Reproduce the records below in full and without edits, omitting images.

****

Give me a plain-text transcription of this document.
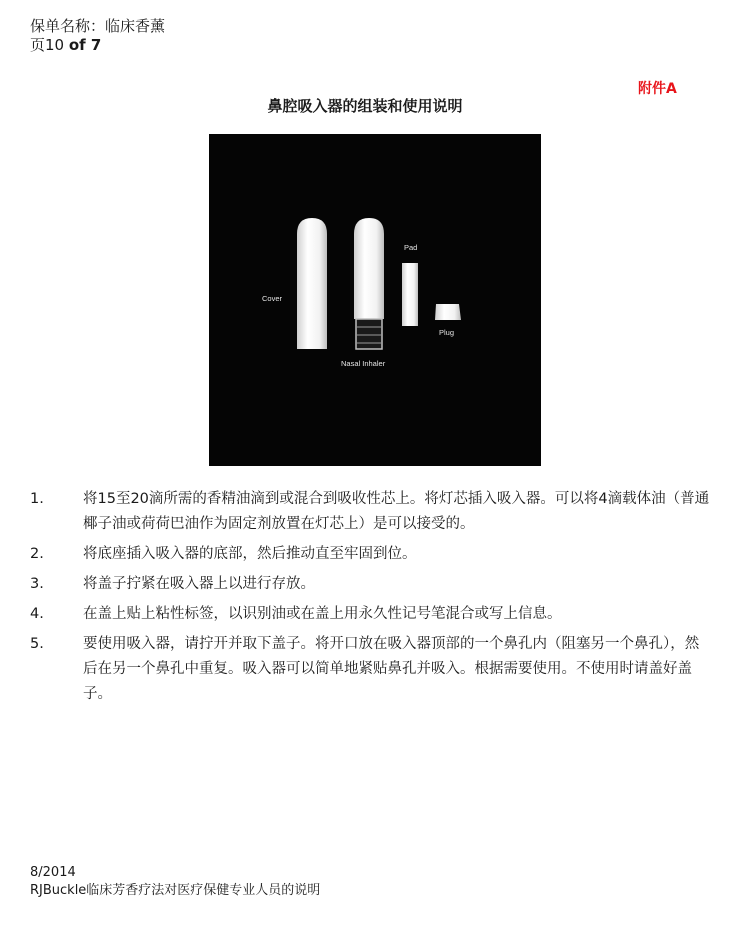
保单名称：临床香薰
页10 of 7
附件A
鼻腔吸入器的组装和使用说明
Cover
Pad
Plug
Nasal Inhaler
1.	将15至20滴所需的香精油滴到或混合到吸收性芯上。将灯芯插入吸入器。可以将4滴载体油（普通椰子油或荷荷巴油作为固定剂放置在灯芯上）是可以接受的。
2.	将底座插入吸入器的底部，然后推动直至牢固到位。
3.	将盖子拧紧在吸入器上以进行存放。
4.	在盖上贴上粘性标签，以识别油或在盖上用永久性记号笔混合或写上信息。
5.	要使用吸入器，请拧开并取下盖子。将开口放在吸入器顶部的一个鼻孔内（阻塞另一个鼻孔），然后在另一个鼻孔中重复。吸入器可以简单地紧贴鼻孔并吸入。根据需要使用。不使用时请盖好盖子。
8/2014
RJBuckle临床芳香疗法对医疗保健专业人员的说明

****

**Completed exercise:**
Give me a plain-text transcription of this document.
保单名称：临床香薰
页10 of 7
附件A
鼻腔吸入器的组装和使用说明
Cover
Pad
Plug
Nasal Inhaler
1.	将15至20滴所需的香精油滴到或混合到吸收性芯上。将灯芯插入吸入器。可以将4滴载体油（普通椰子油或荷荷巴油作为固定剂放置在灯芯上）是可以接受的。
2.	将底座插入吸入器的底部，然后推动直至牢固到位。
3.	将盖子拧紧在吸入器上以进行存放。
4.	在盖上贴上粘性标签，以识别油或在盖上用永久性记号笔混合或写上信息。
5.	要使用吸入器，请拧开并取下盖子。将开口放在吸入器顶部的一个鼻孔内（阻塞另一个鼻孔），然后在另一个鼻孔中重复。吸入器可以简单地紧贴鼻孔并吸入。根据需要使用。不使用时请盖好盖子。
8/2014
RJBuckle临床芳香疗法对医疗保健专业人员的说明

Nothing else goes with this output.